# DATASET start

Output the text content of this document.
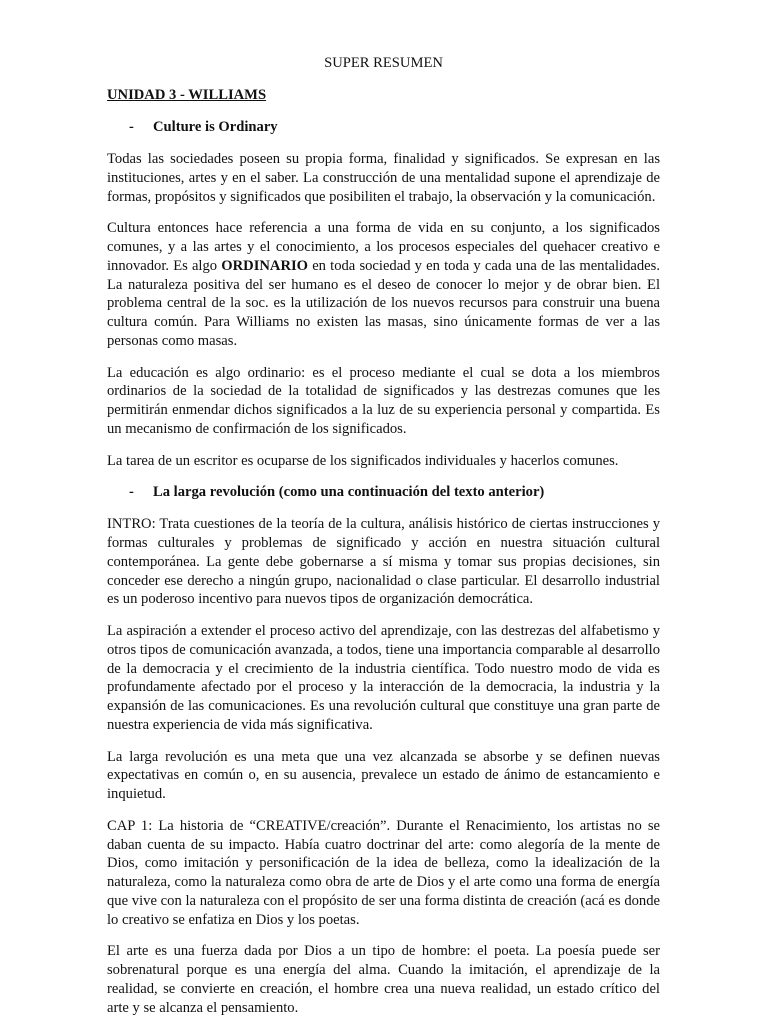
SUPER RESUMEN
UNIDAD 3 - WILLIAMS
-	Culture is Ordinary

Todas las sociedades poseen su propia forma, finalidad y significados. Se expresan en las instituciones, artes y en el saber. La construcción de una mentalidad supone el aprendizaje de formas, propósitos y significados que posibiliten el trabajo, la observación y la comunicación.

Cultura entonces hace referencia a una forma de vida en su conjunto, a los significados comunes, y a las artes y el conocimiento, a los procesos especiales del quehacer creativo e innovador. Es algo ORDINARIO en toda sociedad y en toda y cada una de las mentalidades. La naturaleza positiva del ser humano es el deseo de conocer lo mejor y de obrar bien. El problema central de la soc. es la utilización de los nuevos recursos para construir una buena cultura común. Para Williams no existen las masas, sino únicamente formas de ver a las personas como masas.

La educación es algo ordinario: es el proceso mediante el cual se dota a los miembros ordinarios de la sociedad de la totalidad de significados y las destrezas comunes que les permitirán enmendar dichos significados a la luz de su experiencia personal y compartida. Es un mecanismo de confirmación de los significados.

La tarea de un escritor es ocuparse de los significados individuales y hacerlos comunes.

-	La larga revolución (como una continuación del texto anterior)

INTRO: Trata cuestiones de la teoría de la cultura, análisis histórico de ciertas instrucciones y formas culturales y problemas de significado y acción en nuestra situación cultural contemporánea. La gente debe gobernarse a sí misma y tomar sus propias decisiones, sin conceder ese derecho a ningún grupo, nacionalidad o clase particular. El desarrollo industrial es un poderoso incentivo para nuevos tipos de organización democrática.

La aspiración a extender el proceso activo del aprendizaje, con las destrezas del alfabetismo y otros tipos de comunicación avanzada, a todos, tiene una importancia comparable al desarrollo de la democracia y el crecimiento de la industria científica. Todo nuestro modo de vida es profundamente afectado por el proceso y la interacción de la democracia, la industria y la expansión de las comunicaciones. Es una revolución cultural que constituye una gran parte de nuestra experiencia de vida más significativa.

La larga revolución es una meta que una vez alcanzada se absorbe y se definen nuevas expectativas en común o, en su ausencia, prevalece un estado de ánimo de estancamiento e inquietud.

CAP 1: La historia de “CREATIVE/creación”. Durante el Renacimiento, los artistas no se daban cuenta de su impacto. Había cuatro doctrinar del arte: como alegoría de la mente de Dios, como imitación y personificación de la idea de belleza, como la idealización de la naturaleza, como la naturaleza como obra de arte de Dios y el arte como una forma de energía que vive con la naturaleza con el propósito de ser una forma distinta de creación (acá es donde lo creativo se enfatiza en Dios y los poetas.

El arte es una fuerza dada por Dios a un tipo de hombre: el poeta. La poesía puede ser sobrenatural porque es una energía del alma. Cuando la imitación, el aprendizaje de la realidad, se convierte en creación, el hombre crea una nueva realidad, un estado crítico del arte y se alcanza el pensamiento.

# DATASET end

WRITTEN PROBLEM: All lines above with "estado" in them should be returned.

FINAL RESULT:
La larga revolución es una meta que una vez alcanzada se absorbe y se definen nuevas expectativas en común o, en su ausencia, prevalece un estado de ánimo de estancamiento e inquietud.
El arte es una fuerza dada por Dios a un tipo de hombre: el poeta. La poesía puede ser sobrenatural porque es una energía del alma. Cuando la imitación, el aprendizaje de la realidad, se convierte en creación, el hombre crea una nueva realidad, un estado crítico del arte y se alcanza el pensamiento.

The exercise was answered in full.